Where does the string "title" appear? Copy every line of the entries below that holds it.

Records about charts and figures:
-- START --
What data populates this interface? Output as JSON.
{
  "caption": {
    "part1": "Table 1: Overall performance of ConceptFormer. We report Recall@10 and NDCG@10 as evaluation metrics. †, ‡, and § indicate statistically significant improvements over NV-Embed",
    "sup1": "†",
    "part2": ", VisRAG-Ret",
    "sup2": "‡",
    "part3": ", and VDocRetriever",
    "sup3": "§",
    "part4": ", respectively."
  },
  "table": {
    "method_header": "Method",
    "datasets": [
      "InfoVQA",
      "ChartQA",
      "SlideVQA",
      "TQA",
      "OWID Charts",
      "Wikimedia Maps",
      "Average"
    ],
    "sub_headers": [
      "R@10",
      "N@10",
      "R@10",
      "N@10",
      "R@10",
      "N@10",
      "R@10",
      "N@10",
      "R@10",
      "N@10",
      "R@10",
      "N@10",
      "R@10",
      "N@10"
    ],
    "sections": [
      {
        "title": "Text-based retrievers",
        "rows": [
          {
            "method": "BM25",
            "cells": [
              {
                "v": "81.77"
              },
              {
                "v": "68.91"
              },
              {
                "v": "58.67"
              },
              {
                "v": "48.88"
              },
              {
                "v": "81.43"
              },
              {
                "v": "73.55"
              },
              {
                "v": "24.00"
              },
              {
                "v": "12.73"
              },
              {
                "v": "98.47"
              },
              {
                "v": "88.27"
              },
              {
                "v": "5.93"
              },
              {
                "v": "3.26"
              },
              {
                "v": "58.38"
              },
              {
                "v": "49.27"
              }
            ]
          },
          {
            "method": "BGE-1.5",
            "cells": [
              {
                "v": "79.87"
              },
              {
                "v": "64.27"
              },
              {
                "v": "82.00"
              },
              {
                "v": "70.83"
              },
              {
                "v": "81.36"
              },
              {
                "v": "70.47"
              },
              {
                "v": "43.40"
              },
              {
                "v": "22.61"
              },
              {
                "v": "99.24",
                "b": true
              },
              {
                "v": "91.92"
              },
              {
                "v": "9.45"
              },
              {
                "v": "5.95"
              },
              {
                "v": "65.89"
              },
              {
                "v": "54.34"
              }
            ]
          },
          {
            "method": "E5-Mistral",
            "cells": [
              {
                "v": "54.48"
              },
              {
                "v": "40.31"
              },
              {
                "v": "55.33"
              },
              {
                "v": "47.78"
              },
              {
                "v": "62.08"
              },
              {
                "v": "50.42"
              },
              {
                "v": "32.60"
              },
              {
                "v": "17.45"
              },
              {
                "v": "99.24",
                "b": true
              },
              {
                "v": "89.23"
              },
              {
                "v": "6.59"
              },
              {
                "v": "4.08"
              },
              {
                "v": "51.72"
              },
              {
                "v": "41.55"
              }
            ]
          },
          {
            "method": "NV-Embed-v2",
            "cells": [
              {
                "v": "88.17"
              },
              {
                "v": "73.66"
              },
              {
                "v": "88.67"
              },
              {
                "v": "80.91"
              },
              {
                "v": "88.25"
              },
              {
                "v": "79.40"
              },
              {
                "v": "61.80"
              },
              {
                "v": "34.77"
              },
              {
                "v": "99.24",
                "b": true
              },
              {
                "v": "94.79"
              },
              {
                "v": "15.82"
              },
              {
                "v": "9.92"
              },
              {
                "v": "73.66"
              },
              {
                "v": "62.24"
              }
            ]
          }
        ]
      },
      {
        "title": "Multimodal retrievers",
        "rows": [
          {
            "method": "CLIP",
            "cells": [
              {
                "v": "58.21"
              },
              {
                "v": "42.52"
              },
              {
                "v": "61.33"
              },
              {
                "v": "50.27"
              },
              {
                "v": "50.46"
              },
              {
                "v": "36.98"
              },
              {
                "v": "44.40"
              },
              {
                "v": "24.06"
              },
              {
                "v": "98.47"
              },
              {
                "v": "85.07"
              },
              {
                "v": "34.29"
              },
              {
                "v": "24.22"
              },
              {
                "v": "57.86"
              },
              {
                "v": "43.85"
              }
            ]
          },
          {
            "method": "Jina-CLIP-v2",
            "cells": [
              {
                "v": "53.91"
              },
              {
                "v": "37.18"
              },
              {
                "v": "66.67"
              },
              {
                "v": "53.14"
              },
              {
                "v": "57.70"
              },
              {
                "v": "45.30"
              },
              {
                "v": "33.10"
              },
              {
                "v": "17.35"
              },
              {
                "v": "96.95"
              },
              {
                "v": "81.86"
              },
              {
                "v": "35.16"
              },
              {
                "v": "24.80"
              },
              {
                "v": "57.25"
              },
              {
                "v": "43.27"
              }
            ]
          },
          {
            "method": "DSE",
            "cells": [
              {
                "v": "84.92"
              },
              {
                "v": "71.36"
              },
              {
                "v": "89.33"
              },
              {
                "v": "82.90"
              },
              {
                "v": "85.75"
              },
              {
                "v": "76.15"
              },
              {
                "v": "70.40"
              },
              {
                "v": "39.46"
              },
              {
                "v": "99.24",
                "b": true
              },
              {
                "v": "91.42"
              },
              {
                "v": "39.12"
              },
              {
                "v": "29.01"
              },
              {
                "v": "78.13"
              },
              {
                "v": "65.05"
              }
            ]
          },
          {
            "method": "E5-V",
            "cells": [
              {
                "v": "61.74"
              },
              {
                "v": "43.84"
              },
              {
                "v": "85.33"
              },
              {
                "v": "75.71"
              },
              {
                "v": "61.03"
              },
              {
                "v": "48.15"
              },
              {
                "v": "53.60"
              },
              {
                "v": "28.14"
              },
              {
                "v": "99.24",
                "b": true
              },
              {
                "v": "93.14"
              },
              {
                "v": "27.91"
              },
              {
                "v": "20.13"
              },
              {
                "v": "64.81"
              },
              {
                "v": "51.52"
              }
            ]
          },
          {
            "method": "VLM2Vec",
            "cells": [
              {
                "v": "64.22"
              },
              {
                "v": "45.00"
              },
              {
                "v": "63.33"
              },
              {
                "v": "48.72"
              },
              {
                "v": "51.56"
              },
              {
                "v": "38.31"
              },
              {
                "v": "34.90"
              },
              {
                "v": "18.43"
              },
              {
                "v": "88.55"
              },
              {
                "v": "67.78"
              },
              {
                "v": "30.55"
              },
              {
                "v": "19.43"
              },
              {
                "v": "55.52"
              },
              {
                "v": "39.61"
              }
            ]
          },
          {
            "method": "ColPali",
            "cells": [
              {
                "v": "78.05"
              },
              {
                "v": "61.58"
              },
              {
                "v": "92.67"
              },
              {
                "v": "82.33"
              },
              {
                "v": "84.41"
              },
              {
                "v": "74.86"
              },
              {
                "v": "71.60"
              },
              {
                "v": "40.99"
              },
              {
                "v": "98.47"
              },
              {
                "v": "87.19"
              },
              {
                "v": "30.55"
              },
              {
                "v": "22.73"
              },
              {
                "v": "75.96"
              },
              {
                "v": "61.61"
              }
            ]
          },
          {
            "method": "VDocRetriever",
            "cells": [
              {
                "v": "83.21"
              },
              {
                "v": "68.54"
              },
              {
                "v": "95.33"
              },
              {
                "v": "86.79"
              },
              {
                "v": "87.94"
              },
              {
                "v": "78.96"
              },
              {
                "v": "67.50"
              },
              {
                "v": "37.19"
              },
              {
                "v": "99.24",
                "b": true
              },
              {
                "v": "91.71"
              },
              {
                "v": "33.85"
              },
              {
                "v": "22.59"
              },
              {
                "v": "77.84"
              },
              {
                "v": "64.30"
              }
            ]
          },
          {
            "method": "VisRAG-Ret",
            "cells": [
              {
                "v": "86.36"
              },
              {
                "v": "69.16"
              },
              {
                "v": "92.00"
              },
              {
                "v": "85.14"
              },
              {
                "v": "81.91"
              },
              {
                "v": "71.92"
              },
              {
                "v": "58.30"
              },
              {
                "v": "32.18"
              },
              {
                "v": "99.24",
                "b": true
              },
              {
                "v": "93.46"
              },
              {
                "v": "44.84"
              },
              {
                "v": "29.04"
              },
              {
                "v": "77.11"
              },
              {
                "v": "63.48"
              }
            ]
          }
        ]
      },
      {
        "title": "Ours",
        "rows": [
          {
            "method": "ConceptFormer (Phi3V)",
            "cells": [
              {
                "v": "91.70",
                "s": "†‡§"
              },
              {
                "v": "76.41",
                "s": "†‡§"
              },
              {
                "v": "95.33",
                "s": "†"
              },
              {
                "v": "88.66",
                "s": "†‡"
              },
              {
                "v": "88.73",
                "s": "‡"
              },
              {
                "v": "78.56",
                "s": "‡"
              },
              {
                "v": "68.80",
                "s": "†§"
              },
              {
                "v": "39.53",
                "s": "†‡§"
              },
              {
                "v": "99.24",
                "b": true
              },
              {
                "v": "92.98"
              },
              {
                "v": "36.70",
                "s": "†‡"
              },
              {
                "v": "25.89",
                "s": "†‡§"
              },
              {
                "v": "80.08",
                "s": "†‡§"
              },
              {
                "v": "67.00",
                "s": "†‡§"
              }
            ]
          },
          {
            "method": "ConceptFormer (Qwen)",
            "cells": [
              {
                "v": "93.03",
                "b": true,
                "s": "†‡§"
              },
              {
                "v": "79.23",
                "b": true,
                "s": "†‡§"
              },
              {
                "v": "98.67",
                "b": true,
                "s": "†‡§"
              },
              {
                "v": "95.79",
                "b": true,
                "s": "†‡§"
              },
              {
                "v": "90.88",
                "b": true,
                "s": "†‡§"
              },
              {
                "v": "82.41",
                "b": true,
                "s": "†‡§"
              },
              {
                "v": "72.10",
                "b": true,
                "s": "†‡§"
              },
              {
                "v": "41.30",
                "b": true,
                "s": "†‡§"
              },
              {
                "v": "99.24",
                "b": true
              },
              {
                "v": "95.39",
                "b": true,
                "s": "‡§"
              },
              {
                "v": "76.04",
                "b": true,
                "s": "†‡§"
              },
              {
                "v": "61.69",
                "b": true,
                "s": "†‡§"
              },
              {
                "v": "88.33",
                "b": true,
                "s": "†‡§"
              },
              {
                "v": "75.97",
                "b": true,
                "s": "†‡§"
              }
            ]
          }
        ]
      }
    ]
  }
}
-- END --
» **Output of the task**:
        "title": "Text-based retrievers",
        "title": "Multimodal retrievers",
        "title": "Ours",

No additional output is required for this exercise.